Some records:
= = = = = = =

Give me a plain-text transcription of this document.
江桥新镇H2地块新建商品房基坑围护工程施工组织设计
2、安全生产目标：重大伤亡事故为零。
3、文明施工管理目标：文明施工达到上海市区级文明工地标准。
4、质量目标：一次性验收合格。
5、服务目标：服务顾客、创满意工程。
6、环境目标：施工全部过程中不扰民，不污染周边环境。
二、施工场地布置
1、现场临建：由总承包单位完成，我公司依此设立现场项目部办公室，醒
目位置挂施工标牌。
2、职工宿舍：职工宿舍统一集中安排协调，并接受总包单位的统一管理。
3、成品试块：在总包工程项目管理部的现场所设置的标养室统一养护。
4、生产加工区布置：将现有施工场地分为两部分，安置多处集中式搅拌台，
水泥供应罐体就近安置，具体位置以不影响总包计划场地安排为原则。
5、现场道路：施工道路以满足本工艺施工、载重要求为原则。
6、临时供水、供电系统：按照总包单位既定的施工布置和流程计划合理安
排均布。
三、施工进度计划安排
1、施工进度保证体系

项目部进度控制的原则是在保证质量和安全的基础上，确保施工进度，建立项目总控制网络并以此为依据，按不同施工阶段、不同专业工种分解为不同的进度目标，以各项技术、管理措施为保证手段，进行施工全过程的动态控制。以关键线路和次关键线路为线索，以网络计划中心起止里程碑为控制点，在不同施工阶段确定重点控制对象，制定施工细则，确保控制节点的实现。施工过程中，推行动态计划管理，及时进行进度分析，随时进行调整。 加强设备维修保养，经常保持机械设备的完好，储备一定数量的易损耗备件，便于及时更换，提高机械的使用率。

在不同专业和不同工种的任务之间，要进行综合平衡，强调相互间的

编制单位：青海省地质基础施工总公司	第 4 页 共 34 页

= = = = = = =

Brief: Go through the entries and repeat each one exactly.

Answer for the task:
Give me a plain-text transcription of this document.
江桥新镇H2地块新建商品房基坑围护工程施工组织设计
2、安全生产目标：重大伤亡事故为零。
3、文明施工管理目标：文明施工达到上海市区级文明工地标准。
4、质量目标：一次性验收合格。
5、服务目标：服务顾客、创满意工程。
6、环境目标：施工全部过程中不扰民，不污染周边环境。
二、施工场地布置
1、现场临建：由总承包单位完成，我公司依此设立现场项目部办公室，醒
目位置挂施工标牌。
2、职工宿舍：职工宿舍统一集中安排协调，并接受总包单位的统一管理。
3、成品试块：在总包工程项目管理部的现场所设置的标养室统一养护。
4、生产加工区布置：将现有施工场地分为两部分，安置多处集中式搅拌台，
水泥供应罐体就近安置，具体位置以不影响总包计划场地安排为原则。
5、现场道路：施工道路以满足本工艺施工、载重要求为原则。
6、临时供水、供电系统：按照总包单位既定的施工布置和流程计划合理安
排均布。
三、施工进度计划安排
1、施工进度保证体系

项目部进度控制的原则是在保证质量和安全的基础上，确保施工进度，建立项目总控制网络并以此为依据，按不同施工阶段、不同专业工种分解为不同的进度目标，以各项技术、管理措施为保证手段，进行施工全过程的动态控制。以关键线路和次关键线路为线索，以网络计划中心起止里程碑为控制点，在不同施工阶段确定重点控制对象，制定施工细则，确保控制节点的实现。施工过程中，推行动态计划管理，及时进行进度分析，随时进行调整。 加强设备维修保养，经常保持机械设备的完好，储备一定数量的易损耗备件，便于及时更换，提高机械的使用率。

在不同专业和不同工种的任务之间，要进行综合平衡，强调相互间的

编制单位：青海省地质基础施工总公司	第 4 页 共 34 页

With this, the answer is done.